## EXTRACTED RECORDS
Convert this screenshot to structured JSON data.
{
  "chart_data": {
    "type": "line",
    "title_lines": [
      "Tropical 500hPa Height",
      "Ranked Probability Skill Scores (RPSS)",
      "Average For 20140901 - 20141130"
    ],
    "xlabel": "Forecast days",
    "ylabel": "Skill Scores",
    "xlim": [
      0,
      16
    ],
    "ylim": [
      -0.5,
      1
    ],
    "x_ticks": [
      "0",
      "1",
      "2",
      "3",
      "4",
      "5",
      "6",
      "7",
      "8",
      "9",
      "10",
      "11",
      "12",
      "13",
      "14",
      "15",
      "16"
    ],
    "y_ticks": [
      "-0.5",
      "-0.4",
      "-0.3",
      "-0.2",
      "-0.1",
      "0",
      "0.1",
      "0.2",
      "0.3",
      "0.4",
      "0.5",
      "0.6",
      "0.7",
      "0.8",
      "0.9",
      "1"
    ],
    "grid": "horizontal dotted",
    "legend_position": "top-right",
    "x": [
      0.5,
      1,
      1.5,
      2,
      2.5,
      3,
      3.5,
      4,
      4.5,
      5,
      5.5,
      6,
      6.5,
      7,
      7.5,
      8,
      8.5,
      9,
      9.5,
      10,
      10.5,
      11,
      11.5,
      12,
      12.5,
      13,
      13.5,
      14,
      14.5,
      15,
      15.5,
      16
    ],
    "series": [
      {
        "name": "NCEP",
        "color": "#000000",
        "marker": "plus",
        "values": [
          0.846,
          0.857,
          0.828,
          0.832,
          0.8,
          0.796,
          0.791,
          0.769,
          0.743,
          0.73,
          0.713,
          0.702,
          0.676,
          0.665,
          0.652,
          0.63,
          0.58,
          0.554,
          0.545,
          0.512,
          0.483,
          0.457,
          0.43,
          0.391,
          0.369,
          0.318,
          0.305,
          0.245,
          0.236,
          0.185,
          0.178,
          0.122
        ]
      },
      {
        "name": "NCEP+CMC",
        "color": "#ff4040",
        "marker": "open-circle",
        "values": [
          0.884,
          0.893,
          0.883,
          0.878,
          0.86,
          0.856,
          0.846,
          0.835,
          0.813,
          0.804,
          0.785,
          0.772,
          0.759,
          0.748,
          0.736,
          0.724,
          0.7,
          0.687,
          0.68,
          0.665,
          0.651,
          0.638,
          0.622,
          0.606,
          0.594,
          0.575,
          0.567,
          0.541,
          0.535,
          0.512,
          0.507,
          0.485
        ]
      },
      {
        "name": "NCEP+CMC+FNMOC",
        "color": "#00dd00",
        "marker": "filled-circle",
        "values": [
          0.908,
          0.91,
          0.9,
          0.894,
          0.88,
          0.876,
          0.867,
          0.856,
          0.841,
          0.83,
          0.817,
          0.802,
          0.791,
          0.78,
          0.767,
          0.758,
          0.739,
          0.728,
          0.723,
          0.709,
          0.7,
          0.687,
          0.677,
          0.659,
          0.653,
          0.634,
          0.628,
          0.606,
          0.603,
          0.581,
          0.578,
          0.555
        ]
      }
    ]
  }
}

## WHAT TO WORK ON
Give every line of the material again, exactly as it reads.

## OUTPUT FOR THIS EXERCISE
Convert this screenshot to structured JSON data.
{
  "chart_data": {
    "type": "line",
    "title_lines": [
      "Tropical 500hPa Height",
      "Ranked Probability Skill Scores (RPSS)",
      "Average For 20140901 - 20141130"
    ],
    "xlabel": "Forecast days",
    "ylabel": "Skill Scores",
    "xlim": [
      0,
      16
    ],
    "ylim": [
      -0.5,
      1
    ],
    "x_ticks": [
      "0",
      "1",
      "2",
      "3",
      "4",
      "5",
      "6",
      "7",
      "8",
      "9",
      "10",
      "11",
      "12",
      "13",
      "14",
      "15",
      "16"
    ],
    "y_ticks": [
      "-0.5",
      "-0.4",
      "-0.3",
      "-0.2",
      "-0.1",
      "0",
      "0.1",
      "0.2",
      "0.3",
      "0.4",
      "0.5",
      "0.6",
      "0.7",
      "0.8",
      "0.9",
      "1"
    ],
    "grid": "horizontal dotted",
    "legend_position": "top-right",
    "x": [
      0.5,
      1,
      1.5,
      2,
      2.5,
      3,
      3.5,
      4,
      4.5,
      5,
      5.5,
      6,
      6.5,
      7,
      7.5,
      8,
      8.5,
      9,
      9.5,
      10,
      10.5,
      11,
      11.5,
      12,
      12.5,
      13,
      13.5,
      14,
      14.5,
      15,
      15.5,
      16
    ],
    "series": [
      {
        "name": "NCEP",
        "color": "#000000",
        "marker": "plus",
        "values": [
          0.846,
          0.857,
          0.828,
          0.832,
          0.8,
          0.796,
          0.791,
          0.769,
          0.743,
          0.73,
          0.713,
          0.702,
          0.676,
          0.665,
          0.652,
          0.63,
          0.58,
          0.554,
          0.545,
          0.512,
          0.483,
          0.457,
          0.43,
          0.391,
          0.369,
          0.318,
          0.305,
          0.245,
          0.236,
          0.185,
          0.178,
          0.122
        ]
      },
      {
        "name": "NCEP+CMC",
        "color": "#ff4040",
        "marker": "open-circle",
        "values": [
          0.884,
          0.893,
          0.883,
          0.878,
          0.86,
          0.856,
          0.846,
          0.835,
          0.813,
          0.804,
          0.785,
          0.772,
          0.759,
          0.748,
          0.736,
          0.724,
          0.7,
          0.687,
          0.68,
          0.665,
          0.651,
          0.638,
          0.622,
          0.606,
          0.594,
          0.575,
          0.567,
          0.541,
          0.535,
          0.512,
          0.507,
          0.485
        ]
      },
      {
        "name": "NCEP+CMC+FNMOC",
        "color": "#00dd00",
        "marker": "filled-circle",
        "values": [
          0.908,
          0.91,
          0.9,
          0.894,
          0.88,
          0.876,
          0.867,
          0.856,
          0.841,
          0.83,
          0.817,
          0.802,
          0.791,
          0.78,
          0.767,
          0.758,
          0.739,
          0.728,
          0.723,
          0.709,
          0.7,
          0.687,
          0.677,
          0.659,
          0.653,
          0.634,
          0.628,
          0.606,
          0.603,
          0.581,
          0.578,
          0.555
        ]
      }
    ]
  }
}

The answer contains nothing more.